Given problem >>
Output the material below in full, exactly as it is.

Material shown >>

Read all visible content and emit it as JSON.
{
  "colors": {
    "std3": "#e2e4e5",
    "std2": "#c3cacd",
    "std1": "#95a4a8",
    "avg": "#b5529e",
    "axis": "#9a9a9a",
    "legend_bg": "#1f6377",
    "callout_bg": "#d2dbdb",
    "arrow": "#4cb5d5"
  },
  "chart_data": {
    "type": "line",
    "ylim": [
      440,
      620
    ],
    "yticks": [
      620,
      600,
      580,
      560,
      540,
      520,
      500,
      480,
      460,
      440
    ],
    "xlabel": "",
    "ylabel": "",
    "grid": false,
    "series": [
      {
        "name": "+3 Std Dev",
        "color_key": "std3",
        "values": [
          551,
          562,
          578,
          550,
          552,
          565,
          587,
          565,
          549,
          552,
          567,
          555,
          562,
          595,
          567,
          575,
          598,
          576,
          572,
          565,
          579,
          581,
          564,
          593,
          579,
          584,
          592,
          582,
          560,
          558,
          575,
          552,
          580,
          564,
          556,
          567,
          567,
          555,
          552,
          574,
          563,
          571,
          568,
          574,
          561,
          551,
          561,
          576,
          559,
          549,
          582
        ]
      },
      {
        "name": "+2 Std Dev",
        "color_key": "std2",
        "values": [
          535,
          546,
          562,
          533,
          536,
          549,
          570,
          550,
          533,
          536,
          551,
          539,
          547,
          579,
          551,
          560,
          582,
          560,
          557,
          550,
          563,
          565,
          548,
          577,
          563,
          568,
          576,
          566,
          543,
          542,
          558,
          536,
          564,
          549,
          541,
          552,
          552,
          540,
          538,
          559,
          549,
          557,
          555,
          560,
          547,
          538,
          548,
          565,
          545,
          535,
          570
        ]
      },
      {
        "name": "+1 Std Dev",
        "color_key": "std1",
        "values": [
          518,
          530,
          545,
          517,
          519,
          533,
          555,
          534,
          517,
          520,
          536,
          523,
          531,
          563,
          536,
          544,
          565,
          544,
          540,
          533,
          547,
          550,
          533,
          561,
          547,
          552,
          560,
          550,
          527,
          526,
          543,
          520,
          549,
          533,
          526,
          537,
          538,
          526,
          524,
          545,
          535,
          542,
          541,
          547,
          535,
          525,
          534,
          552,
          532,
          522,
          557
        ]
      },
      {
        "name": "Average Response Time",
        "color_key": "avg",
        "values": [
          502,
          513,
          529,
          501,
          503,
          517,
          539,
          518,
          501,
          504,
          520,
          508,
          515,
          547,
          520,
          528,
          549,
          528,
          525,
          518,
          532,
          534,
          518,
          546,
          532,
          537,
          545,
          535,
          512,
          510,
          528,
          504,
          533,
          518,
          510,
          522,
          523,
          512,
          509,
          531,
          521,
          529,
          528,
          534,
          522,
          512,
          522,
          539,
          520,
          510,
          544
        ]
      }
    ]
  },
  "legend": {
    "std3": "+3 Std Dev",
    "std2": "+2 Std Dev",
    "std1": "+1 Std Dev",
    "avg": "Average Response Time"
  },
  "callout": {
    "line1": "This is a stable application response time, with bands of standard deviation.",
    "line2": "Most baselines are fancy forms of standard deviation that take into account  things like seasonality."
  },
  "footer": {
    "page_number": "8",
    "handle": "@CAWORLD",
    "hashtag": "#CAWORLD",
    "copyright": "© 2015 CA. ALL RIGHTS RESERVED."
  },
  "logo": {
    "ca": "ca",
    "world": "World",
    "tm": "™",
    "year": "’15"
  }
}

Task answer >>
Read all visible content and emit it as JSON.
{
  "colors": {
    "std3": "#e2e4e5",
    "std2": "#c3cacd",
    "std1": "#95a4a8",
    "avg": "#b5529e",
    "axis": "#9a9a9a",
    "legend_bg": "#1f6377",
    "callout_bg": "#d2dbdb",
    "arrow": "#4cb5d5"
  },
  "chart_data": {
    "type": "line",
    "ylim": [
      440,
      620
    ],
    "yticks": [
      620,
      600,
      580,
      560,
      540,
      520,
      500,
      480,
      460,
      440
    ],
    "xlabel": "",
    "ylabel": "",
    "grid": false,
    "series": [
      {
        "name": "+3 Std Dev",
        "color_key": "std3",
        "values": [
          551,
          562,
          578,
          550,
          552,
          565,
          587,
          565,
          549,
          552,
          567,
          555,
          562,
          595,
          567,
          575,
          598,
          576,
          572,
          565,
          579,
          581,
          564,
          593,
          579,
          584,
          592,
          582,
          560,
          558,
          575,
          552,
          580,
          564,
          556,
          567,
          567,
          555,
          552,
          574,
          563,
          571,
          568,
          574,
          561,
          551,
          561,
          576,
          559,
          549,
          582
        ]
      },
      {
        "name": "+2 Std Dev",
        "color_key": "std2",
        "values": [
          535,
          546,
          562,
          533,
          536,
          549,
          570,
          550,
          533,
          536,
          551,
          539,
          547,
          579,
          551,
          560,
          582,
          560,
          557,
          550,
          563,
          565,
          548,
          577,
          563,
          568,
          576,
          566,
          543,
          542,
          558,
          536,
          564,
          549,
          541,
          552,
          552,
          540,
          538,
          559,
          549,
          557,
          555,
          560,
          547,
          538,
          548,
          565,
          545,
          535,
          570
        ]
      },
      {
        "name": "+1 Std Dev",
        "color_key": "std1",
        "values": [
          518,
          530,
          545,
          517,
          519,
          533,
          555,
          534,
          517,
          520,
          536,
          523,
          531,
          563,
          536,
          544,
          565,
          544,
          540,
          533,
          547,
          550,
          533,
          561,
          547,
          552,
          560,
          550,
          527,
          526,
          543,
          520,
          549,
          533,
          526,
          537,
          538,
          526,
          524,
          545,
          535,
          542,
          541,
          547,
          535,
          525,
          534,
          552,
          532,
          522,
          557
        ]
      },
      {
        "name": "Average Response Time",
        "color_key": "avg",
        "values": [
          502,
          513,
          529,
          501,
          503,
          517,
          539,
          518,
          501,
          504,
          520,
          508,
          515,
          547,
          520,
          528,
          549,
          528,
          525,
          518,
          532,
          534,
          518,
          546,
          532,
          537,
          545,
          535,
          512,
          510,
          528,
          504,
          533,
          518,
          510,
          522,
          523,
          512,
          509,
          531,
          521,
          529,
          528,
          534,
          522,
          512,
          522,
          539,
          520,
          510,
          544
        ]
      }
    ]
  },
  "legend": {
    "std3": "+3 Std Dev",
    "std2": "+2 Std Dev",
    "std1": "+1 Std Dev",
    "avg": "Average Response Time"
  },
  "callout": {
    "line1": "This is a stable application response time, with bands of standard deviation.",
    "line2": "Most baselines are fancy forms of standard deviation that take into account  things like seasonality."
  },
  "footer": {
    "page_number": "8",
    "handle": "@CAWORLD",
    "hashtag": "#CAWORLD",
    "copyright": "© 2015 CA. ALL RIGHTS RESERVED."
  },
  "logo": {
    "ca": "ca",
    "world": "World",
    "tm": "™",
    "year": "’15"
  }
}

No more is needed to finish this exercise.